__What the task asks__. Give the number of lines in this listing that contain the word "приема", and nothing else.

◆ ◆ ◆

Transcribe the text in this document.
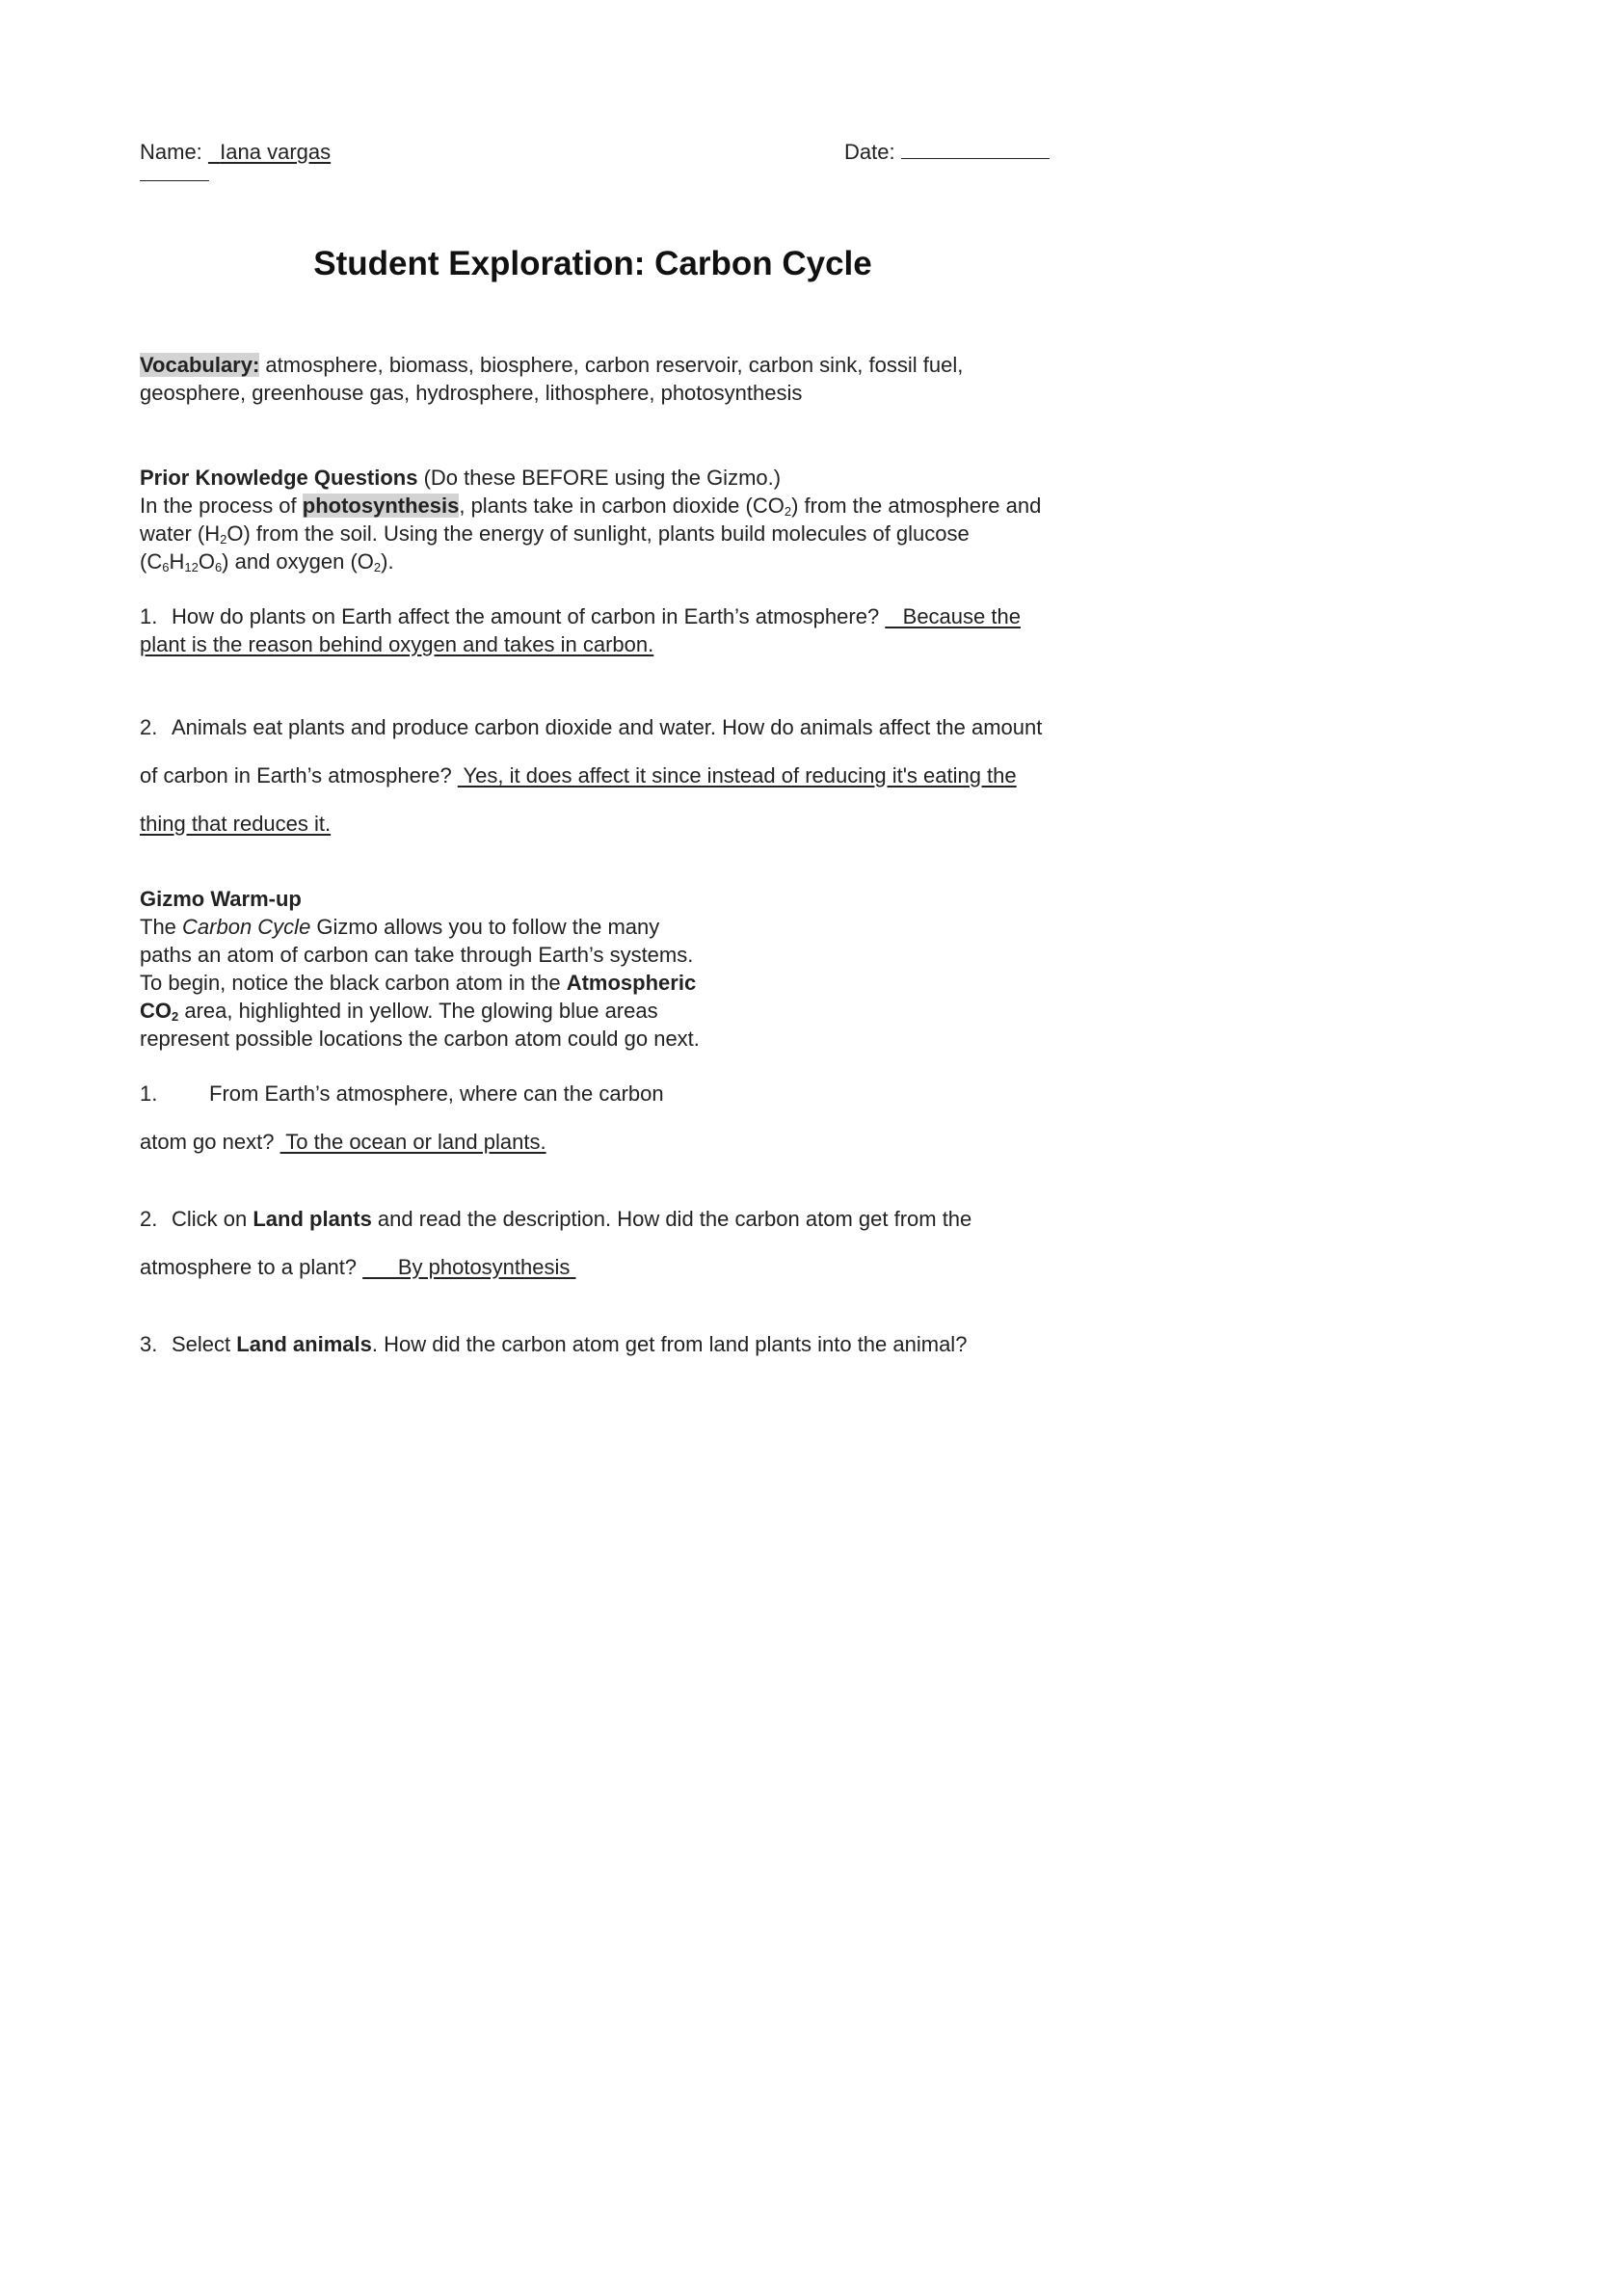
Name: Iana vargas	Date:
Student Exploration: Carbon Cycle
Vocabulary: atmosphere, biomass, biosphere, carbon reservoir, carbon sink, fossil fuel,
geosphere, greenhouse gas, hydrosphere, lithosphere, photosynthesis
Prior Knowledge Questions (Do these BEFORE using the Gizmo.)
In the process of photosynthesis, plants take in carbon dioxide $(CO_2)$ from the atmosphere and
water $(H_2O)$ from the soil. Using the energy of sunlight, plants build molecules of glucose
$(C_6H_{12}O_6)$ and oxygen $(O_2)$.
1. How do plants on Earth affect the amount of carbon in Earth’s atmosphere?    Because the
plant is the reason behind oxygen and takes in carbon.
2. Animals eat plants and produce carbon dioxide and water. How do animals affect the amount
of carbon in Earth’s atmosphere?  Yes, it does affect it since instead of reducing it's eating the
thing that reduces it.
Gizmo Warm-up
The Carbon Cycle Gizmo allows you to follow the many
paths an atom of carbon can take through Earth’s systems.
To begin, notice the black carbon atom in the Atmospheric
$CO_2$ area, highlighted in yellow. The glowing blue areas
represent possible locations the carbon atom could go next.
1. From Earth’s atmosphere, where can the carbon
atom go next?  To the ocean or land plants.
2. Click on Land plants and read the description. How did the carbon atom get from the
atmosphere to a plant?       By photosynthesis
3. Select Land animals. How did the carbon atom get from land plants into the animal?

◆ ◆ ◆

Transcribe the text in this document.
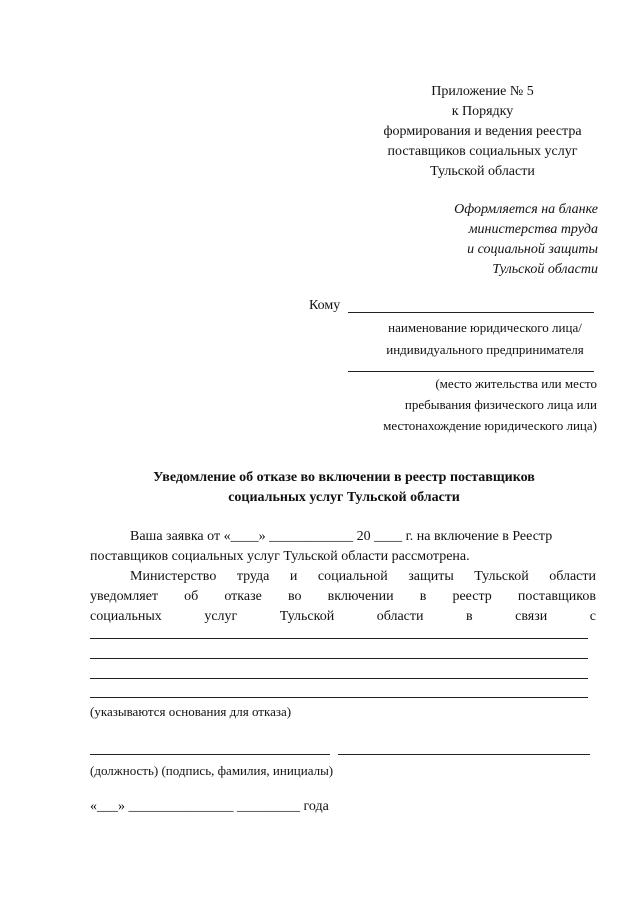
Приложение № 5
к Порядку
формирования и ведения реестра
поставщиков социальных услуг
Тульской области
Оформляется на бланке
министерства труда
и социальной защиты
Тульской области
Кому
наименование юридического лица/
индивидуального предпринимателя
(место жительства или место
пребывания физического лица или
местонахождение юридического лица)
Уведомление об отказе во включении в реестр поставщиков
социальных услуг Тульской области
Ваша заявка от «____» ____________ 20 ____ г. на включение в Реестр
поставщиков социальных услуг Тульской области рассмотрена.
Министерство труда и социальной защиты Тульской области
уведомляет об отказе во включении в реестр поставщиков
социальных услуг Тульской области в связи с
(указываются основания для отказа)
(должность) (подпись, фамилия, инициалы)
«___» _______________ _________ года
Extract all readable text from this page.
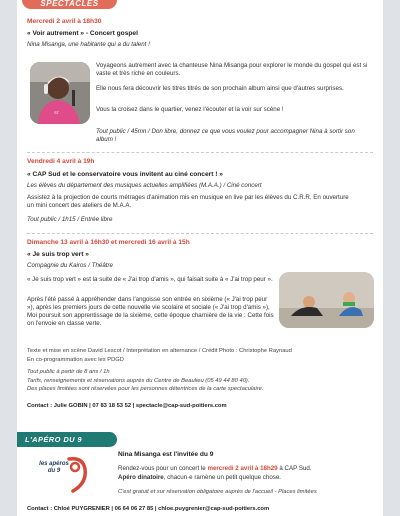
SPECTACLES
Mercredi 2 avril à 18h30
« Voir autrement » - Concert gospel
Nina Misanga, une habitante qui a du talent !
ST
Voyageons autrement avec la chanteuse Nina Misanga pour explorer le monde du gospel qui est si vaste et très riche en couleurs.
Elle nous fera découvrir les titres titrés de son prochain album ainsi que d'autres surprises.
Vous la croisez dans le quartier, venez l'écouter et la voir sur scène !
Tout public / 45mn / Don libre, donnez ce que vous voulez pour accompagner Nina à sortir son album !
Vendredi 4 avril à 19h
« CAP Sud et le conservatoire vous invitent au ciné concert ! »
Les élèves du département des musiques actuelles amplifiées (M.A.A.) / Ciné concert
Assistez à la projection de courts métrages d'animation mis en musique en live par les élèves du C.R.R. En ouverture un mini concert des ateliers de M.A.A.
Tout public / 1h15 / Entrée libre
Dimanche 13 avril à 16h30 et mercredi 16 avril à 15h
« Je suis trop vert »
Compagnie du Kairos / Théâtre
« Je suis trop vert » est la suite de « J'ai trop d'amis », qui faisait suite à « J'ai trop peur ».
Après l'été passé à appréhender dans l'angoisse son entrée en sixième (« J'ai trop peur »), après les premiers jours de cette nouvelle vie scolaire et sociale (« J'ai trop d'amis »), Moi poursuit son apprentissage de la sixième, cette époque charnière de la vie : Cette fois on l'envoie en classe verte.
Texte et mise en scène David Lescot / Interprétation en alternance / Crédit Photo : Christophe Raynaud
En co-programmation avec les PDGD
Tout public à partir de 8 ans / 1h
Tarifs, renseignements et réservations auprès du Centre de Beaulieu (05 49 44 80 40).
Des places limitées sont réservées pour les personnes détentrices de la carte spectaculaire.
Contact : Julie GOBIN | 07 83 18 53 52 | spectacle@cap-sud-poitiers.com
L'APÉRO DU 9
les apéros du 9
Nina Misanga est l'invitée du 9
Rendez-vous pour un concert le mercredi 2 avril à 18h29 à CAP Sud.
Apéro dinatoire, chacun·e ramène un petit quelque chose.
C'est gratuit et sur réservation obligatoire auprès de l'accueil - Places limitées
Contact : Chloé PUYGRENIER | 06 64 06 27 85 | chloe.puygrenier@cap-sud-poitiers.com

◆ ◆ ◆

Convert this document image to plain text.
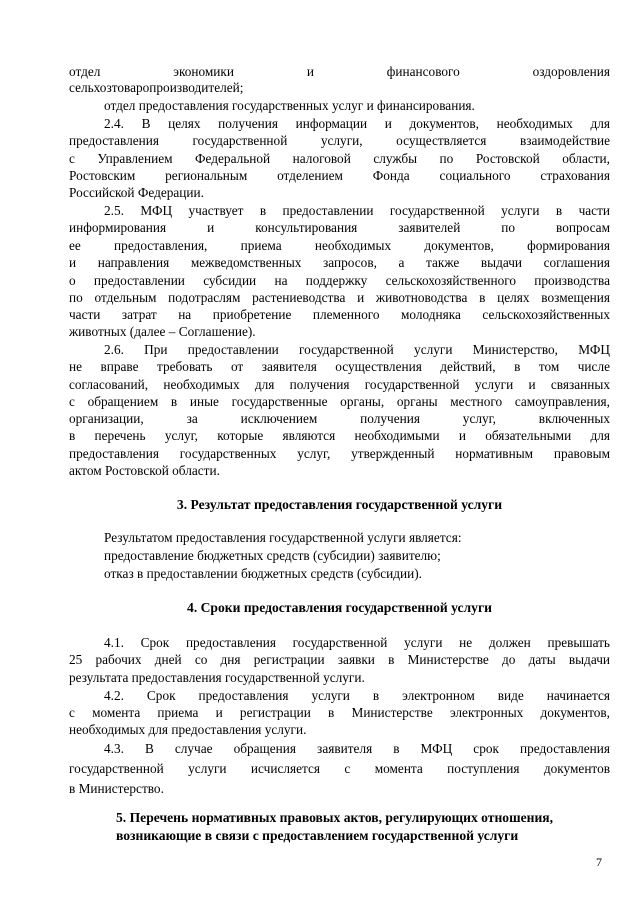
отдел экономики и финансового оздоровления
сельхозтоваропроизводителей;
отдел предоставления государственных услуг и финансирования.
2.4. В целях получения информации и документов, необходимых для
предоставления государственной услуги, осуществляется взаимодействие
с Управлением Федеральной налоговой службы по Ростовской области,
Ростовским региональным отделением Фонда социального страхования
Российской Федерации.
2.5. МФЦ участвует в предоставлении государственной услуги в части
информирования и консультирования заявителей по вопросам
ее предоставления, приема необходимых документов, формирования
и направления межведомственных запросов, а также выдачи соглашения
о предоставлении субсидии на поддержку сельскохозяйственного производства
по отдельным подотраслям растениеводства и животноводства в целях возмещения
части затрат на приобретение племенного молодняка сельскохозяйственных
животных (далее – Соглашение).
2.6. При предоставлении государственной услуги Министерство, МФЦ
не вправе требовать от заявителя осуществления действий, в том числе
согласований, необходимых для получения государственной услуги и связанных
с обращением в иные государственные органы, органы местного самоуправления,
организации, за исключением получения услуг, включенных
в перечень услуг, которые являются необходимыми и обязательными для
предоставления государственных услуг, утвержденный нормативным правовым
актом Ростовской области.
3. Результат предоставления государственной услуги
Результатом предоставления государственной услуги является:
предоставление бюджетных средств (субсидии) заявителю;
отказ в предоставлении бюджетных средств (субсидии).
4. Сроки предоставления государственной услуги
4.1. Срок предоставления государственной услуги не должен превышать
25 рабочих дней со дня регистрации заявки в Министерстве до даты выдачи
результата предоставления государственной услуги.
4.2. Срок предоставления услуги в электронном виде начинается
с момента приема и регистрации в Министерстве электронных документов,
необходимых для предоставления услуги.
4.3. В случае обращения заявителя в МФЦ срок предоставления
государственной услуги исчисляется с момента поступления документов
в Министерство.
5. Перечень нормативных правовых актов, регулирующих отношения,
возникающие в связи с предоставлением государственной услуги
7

◆ ◆ ◆

__Solution for this task__. 2